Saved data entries
'''

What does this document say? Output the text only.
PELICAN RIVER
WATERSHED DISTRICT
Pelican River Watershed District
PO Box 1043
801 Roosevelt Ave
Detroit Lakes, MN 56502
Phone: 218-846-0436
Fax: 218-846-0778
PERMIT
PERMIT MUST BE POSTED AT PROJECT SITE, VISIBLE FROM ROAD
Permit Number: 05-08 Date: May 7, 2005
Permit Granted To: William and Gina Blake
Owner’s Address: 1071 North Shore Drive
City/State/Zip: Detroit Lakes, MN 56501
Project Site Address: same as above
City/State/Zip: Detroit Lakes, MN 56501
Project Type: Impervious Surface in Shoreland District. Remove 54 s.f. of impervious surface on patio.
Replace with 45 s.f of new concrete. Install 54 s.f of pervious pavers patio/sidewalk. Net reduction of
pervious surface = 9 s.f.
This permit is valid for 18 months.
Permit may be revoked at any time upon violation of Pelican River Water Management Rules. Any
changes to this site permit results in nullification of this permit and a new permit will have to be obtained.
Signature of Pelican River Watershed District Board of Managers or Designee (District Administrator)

'''

Reproduce the listing above verbatim, from first line to last.

What does this document say? Output the text only.
PELICAN RIVER
WATERSHED DISTRICT
Pelican River Watershed District
PO Box 1043
801 Roosevelt Ave
Detroit Lakes, MN 56502
Phone: 218-846-0436
Fax: 218-846-0778
PERMIT
PERMIT MUST BE POSTED AT PROJECT SITE, VISIBLE FROM ROAD
Permit Number: 05-08 Date: May 7, 2005
Permit Granted To: William and Gina Blake
Owner’s Address: 1071 North Shore Drive
City/State/Zip: Detroit Lakes, MN 56501
Project Site Address: same as above
City/State/Zip: Detroit Lakes, MN 56501
Project Type: Impervious Surface in Shoreland District. Remove 54 s.f. of impervious surface on patio.
Replace with 45 s.f of new concrete. Install 54 s.f of pervious pavers patio/sidewalk. Net reduction of
pervious surface = 9 s.f.
This permit is valid for 18 months.
Permit may be revoked at any time upon violation of Pelican River Water Management Rules. Any
changes to this site permit results in nullification of this permit and a new permit will have to be obtained.
Signature of Pelican River Watershed District Board of Managers or Designee (District Administrator)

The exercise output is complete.